Start of EXCERPT TO READ

How quickly two months go by, particularly with the lovely dry sunny weather we have enjoyed this April.

The first day of March started off with 4/8ths cloud cover, dry and a hint of ground frost on the lawns before reaching 10.6˚C by 1400hrs. The wind was gentle [max 11mph] from the North with no rain; the barometer was reading 1032.3mbars falling slowly and the sun managed to shine for 4.18 hours.

This pattern continued until the 10th when the temperature went up and the rain came down depositing 24.2mm which turned out to be the wettest day of the month. On the twelfth we had hail and thunder overnight. The weather continued to be very mixed until it improved for the last three days.

End of EXCERPT TO READ
Start of SUPPLIED RECORDS

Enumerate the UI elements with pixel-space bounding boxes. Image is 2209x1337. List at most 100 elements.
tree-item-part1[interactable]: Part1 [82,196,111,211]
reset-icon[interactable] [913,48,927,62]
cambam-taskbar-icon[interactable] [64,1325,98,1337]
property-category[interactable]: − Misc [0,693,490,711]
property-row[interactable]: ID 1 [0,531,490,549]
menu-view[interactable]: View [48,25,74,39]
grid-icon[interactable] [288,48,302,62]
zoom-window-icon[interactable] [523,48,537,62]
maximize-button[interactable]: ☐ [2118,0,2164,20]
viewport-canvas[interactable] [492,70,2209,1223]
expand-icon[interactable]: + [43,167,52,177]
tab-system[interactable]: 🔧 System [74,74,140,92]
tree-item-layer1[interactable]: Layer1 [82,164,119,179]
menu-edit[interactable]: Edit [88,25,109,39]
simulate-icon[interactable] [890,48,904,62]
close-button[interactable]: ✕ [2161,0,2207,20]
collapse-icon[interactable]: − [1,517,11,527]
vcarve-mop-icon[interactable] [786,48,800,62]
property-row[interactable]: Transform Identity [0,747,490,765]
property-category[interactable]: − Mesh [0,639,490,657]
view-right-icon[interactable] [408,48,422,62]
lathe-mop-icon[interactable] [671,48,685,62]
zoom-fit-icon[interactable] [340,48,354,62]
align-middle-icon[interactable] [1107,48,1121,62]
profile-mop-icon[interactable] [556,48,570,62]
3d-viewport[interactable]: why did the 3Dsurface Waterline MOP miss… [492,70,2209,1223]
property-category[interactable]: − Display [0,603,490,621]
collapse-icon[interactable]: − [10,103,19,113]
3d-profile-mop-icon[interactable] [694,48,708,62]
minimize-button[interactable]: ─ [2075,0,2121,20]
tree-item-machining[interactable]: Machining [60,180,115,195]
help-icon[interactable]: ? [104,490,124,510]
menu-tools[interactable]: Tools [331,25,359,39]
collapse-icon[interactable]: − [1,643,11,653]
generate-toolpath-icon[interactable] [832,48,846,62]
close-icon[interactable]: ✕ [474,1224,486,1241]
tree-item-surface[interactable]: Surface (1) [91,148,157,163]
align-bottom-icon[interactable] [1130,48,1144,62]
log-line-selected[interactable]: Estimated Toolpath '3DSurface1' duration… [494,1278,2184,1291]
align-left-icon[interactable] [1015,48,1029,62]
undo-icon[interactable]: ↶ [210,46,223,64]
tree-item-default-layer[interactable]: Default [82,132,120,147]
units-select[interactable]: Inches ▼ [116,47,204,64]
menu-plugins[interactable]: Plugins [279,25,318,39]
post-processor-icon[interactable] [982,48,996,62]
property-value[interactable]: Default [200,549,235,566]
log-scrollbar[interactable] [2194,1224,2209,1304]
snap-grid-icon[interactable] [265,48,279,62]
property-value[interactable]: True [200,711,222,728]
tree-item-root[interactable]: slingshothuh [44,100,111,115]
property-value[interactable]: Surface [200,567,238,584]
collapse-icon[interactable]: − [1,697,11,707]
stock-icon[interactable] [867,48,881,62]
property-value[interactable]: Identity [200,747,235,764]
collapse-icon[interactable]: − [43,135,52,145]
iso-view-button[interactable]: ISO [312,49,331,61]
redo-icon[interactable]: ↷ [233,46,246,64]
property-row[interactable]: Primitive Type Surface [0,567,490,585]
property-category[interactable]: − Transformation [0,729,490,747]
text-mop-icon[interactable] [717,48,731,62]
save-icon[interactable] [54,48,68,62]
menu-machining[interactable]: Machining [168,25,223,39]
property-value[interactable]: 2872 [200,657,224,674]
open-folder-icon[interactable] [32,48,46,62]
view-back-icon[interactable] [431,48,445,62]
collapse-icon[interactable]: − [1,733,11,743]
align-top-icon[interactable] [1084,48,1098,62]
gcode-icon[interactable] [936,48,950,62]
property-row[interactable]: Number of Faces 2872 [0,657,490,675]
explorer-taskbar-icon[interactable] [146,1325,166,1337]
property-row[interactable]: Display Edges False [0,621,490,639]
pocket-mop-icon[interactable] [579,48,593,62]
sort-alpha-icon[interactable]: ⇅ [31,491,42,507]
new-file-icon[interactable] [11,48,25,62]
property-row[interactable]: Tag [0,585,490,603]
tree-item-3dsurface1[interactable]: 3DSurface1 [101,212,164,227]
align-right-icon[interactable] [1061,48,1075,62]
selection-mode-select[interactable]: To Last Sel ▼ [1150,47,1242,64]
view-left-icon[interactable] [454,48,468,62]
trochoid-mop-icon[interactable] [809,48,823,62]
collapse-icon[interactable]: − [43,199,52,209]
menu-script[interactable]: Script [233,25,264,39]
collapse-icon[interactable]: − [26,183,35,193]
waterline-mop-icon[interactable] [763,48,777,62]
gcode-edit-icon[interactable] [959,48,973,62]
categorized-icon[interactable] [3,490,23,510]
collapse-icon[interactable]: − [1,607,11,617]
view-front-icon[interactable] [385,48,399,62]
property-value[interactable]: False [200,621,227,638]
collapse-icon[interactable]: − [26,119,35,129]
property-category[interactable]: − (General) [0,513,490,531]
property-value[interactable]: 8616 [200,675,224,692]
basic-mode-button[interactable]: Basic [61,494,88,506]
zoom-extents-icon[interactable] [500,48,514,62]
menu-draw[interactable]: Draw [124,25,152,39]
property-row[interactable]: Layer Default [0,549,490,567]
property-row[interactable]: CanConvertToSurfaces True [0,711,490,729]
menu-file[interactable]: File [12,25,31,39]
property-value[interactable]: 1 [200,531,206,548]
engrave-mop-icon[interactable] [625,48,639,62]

End of SUPPLIED RECORDS

* _PROBLEM DETAILS_
Answer these questions using the weather excerpt above:
1. What temperature had been reached by 1400hrs on the first day of March?
2. How much rain fell on the 10th?
3. What occurred overnight on the twelfth?

* _ANSWER BOX_
1. 10.6˚C
2. 24.2mm
3. Hail and thunder